— begin Material for this exercise —

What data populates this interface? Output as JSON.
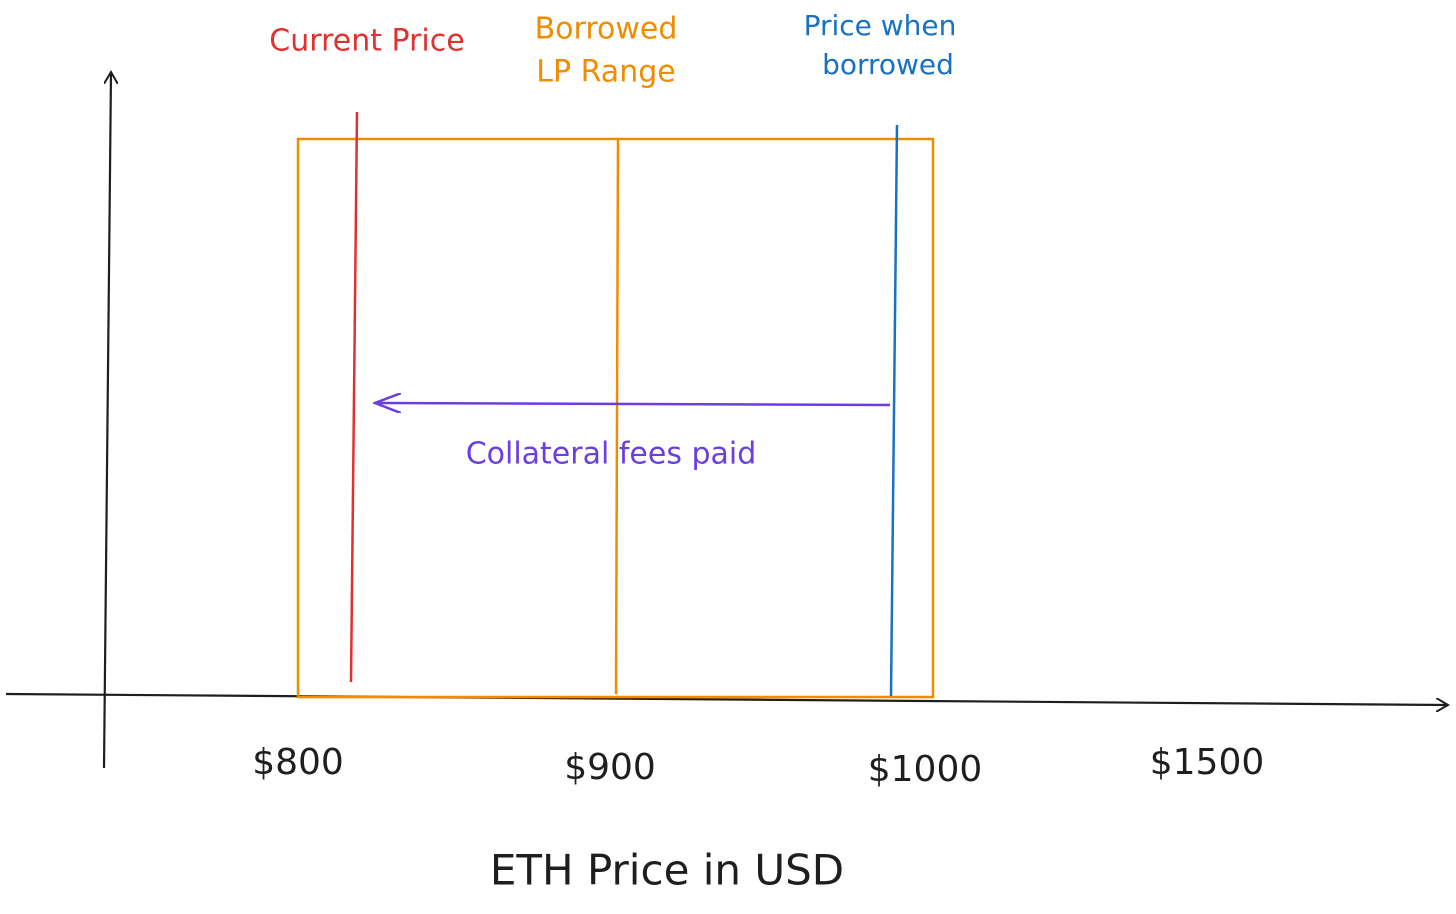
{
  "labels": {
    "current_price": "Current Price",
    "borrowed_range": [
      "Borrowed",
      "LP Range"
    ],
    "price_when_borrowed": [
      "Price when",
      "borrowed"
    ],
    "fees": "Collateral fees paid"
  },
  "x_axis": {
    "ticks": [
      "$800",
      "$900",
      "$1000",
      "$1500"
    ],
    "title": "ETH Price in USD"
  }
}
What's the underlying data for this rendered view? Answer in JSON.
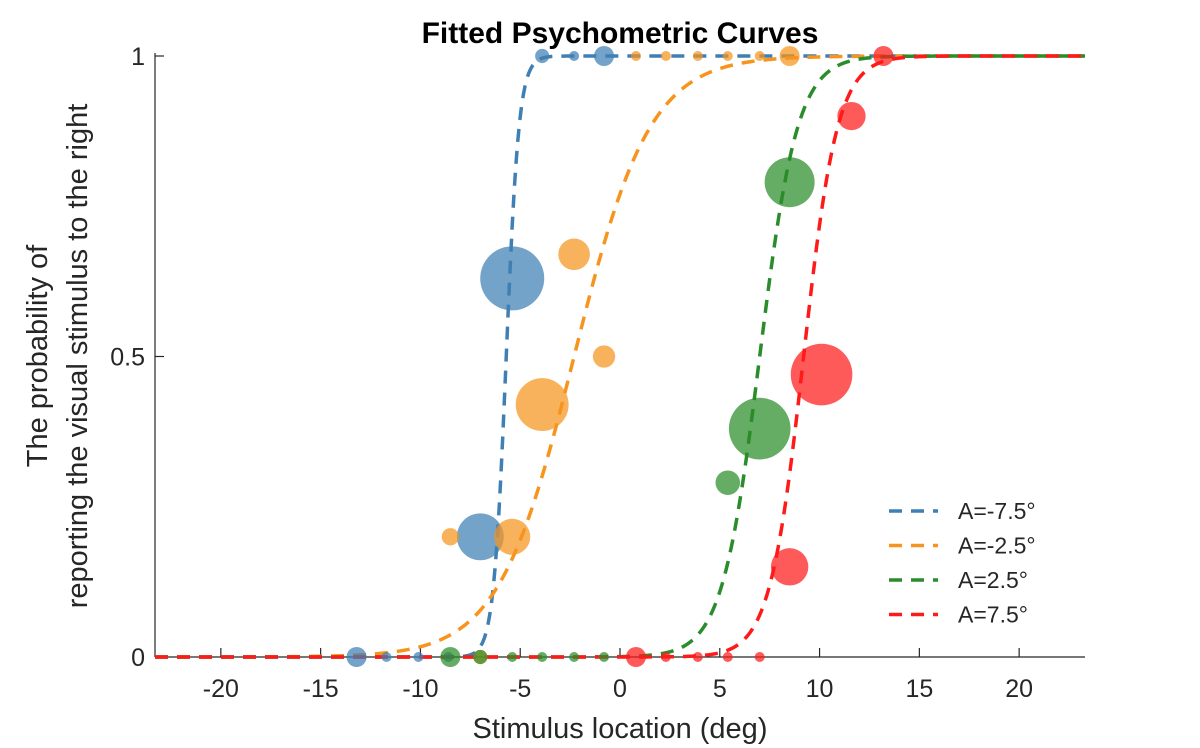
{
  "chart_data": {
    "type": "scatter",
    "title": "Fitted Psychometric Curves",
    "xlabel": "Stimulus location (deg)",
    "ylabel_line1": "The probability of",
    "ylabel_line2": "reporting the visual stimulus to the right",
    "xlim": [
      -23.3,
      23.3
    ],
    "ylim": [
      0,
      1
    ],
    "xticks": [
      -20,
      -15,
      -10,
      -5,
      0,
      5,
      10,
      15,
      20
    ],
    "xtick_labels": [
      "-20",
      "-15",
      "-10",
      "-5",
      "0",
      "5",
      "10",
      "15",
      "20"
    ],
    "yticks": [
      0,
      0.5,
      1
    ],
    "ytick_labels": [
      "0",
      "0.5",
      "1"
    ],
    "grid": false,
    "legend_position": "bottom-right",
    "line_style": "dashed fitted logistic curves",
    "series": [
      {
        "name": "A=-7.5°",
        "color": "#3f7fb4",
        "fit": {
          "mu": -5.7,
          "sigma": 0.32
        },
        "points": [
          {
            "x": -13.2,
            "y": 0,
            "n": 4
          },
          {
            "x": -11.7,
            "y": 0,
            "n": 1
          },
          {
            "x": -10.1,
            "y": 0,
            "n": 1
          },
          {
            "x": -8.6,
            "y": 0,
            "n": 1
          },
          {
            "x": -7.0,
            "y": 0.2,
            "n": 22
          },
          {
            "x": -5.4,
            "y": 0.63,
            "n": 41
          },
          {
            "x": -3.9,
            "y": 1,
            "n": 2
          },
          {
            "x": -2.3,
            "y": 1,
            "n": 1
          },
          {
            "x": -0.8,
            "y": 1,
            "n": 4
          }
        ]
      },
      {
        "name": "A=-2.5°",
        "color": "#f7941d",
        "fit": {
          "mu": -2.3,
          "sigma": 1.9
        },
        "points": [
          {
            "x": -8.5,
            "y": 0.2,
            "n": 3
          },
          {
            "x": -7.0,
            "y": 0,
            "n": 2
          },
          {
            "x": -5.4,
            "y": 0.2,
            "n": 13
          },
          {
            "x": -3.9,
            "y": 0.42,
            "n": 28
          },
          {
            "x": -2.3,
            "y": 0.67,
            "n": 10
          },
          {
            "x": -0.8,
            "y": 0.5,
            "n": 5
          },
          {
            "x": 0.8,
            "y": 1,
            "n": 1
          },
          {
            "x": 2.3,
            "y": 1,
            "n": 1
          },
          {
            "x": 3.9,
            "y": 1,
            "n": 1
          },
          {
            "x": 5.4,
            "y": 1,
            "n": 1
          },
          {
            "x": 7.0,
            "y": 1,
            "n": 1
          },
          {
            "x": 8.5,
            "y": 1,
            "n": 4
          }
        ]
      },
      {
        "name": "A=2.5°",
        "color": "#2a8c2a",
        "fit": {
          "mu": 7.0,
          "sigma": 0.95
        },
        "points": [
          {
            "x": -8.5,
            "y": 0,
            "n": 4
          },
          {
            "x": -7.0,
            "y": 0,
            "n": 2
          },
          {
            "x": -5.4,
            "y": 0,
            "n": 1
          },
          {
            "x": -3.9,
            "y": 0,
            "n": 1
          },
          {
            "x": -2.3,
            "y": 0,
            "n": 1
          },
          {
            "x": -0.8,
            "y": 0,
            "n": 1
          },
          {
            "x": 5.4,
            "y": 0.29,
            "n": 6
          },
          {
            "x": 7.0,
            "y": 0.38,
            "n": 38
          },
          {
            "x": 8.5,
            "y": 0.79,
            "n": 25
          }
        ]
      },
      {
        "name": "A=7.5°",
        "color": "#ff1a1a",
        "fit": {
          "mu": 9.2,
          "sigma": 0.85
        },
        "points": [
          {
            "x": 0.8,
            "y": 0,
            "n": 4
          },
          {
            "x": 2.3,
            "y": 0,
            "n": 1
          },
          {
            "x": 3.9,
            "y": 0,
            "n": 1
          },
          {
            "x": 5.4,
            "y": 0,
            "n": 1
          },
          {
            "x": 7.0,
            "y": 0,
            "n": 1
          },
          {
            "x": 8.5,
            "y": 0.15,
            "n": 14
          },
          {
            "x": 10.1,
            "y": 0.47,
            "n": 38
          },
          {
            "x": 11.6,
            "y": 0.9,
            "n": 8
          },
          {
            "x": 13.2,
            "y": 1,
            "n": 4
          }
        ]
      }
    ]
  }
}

— end Material for this exercise —

Pick out, from the lines above, every one that contains the string "right".

** Result **
    "ylabel_line2": "reporting the visual stimulus to the right",
    "legend_position": "bottom-right",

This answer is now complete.